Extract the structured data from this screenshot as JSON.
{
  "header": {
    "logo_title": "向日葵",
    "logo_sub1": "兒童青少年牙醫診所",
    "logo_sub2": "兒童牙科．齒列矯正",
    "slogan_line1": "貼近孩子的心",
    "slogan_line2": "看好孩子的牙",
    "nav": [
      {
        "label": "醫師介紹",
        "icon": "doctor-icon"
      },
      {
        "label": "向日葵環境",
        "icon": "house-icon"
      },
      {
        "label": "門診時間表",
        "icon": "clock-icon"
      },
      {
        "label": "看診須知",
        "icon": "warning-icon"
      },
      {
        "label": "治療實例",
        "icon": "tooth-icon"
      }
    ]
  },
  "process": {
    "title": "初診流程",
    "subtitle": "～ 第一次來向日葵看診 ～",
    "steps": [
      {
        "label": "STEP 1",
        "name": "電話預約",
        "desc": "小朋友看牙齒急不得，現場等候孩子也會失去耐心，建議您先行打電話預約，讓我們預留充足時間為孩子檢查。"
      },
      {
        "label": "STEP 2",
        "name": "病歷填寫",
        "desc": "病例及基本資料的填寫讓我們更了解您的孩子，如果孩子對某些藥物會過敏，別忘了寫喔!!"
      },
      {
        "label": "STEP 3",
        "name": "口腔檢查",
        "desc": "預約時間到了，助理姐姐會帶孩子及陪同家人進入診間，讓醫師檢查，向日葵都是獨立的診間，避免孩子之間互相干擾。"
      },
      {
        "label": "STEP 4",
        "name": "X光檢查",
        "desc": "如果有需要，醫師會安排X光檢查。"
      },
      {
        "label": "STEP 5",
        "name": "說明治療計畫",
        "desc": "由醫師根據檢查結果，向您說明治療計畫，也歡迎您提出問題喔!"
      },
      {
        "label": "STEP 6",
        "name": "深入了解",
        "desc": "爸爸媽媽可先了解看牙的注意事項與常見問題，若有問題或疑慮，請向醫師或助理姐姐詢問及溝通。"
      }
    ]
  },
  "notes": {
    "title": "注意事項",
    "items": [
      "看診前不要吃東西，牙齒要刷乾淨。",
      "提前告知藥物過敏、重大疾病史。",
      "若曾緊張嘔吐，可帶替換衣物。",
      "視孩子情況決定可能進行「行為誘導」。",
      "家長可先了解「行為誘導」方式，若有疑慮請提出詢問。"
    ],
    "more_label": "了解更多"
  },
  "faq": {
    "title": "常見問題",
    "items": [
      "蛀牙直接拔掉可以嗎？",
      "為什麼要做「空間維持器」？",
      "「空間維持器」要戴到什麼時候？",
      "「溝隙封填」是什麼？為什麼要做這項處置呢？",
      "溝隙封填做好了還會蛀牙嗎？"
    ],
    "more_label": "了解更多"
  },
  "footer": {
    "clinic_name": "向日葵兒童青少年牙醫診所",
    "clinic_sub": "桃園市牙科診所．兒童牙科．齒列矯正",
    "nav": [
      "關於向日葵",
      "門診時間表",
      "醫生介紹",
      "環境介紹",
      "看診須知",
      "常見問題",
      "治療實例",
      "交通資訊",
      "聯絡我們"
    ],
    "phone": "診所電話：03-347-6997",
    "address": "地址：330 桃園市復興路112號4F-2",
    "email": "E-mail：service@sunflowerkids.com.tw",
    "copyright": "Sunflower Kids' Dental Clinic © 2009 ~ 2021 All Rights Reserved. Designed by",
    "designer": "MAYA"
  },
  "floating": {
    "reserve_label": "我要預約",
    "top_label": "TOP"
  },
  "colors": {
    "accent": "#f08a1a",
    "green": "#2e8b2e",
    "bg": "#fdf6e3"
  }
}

━━━━━━━━━━

Task objective:
Of the lines in this listing, report how many contain the string "icon", and give the number only.

Full solution:
5